In the passage below about holiday rest, how does a tailor rest himself?

## BEGIN PASSAGE GIVEN

Holiday-keeping and locomotion are beginning to be almost inseparable ideas. During Easter-tide we have a partial immigration of the lusty men of the fields into the town, and a partial emigration of the pale faces of the towns into the country. The change does good to either. Rest indeed, properly understood, means change of occupation. When we talk of a "day of rest' we should not attempt to realise it in a day of inaction. Doing nothing is more wearisome than doing anything, and assuredly we would rather pass a day at stone-breaking than one stretched supine upon a sofa, forbidden even to twiddle our thumbs. Rest, we repeat, means change. A tailor rests himself by standing. The upright is not a natural posture of repose, but it becomes so because it is the opposite of that required by a particular labour. By the same rule the day of rest to a population cramped in workshops and crowded chambers ought to be a day of healthful exercise in the open air. Why should the rest-day of the week be the most dismal day of the week? Assuredly it was intended to be the most lively. The Holy Days of our ancestors were amusement days.

## END PASSAGE GIVEN
## BEGIN ROWS

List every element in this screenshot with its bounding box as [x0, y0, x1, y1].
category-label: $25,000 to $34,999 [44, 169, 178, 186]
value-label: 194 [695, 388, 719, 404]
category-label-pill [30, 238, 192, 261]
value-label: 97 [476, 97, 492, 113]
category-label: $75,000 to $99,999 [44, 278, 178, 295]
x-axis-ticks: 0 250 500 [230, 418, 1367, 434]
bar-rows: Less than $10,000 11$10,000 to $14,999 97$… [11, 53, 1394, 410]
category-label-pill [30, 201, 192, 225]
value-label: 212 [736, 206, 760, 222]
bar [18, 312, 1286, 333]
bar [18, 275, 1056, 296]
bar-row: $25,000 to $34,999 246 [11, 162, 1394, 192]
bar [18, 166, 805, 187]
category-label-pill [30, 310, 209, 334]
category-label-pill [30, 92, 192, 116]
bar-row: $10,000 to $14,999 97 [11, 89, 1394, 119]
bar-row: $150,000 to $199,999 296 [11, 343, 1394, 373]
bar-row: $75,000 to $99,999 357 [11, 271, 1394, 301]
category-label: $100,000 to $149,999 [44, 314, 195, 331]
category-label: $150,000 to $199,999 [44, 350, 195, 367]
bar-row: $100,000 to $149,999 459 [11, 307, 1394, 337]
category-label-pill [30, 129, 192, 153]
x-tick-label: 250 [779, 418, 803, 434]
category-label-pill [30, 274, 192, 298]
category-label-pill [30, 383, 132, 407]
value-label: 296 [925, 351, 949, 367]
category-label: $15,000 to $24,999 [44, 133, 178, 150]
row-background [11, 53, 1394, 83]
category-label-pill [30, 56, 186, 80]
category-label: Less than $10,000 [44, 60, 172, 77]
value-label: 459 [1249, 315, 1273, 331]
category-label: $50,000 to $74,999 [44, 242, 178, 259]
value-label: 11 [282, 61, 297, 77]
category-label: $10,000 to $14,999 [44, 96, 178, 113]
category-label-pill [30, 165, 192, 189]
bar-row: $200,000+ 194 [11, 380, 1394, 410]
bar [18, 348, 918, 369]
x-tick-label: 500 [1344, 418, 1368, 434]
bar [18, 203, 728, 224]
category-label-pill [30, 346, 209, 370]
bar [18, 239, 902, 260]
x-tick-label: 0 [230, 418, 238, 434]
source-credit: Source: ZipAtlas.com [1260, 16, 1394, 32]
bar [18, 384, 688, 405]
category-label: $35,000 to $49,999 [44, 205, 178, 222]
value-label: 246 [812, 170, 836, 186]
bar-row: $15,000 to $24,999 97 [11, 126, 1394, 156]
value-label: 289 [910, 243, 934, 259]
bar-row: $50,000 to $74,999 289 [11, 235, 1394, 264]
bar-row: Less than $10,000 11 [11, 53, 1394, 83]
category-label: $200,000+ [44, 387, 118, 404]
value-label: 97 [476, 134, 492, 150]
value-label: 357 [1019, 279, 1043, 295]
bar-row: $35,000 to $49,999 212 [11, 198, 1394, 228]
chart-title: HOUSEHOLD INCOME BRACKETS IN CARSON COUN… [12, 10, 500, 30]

## END ROWS

# CORRECT ANSWER
By standing.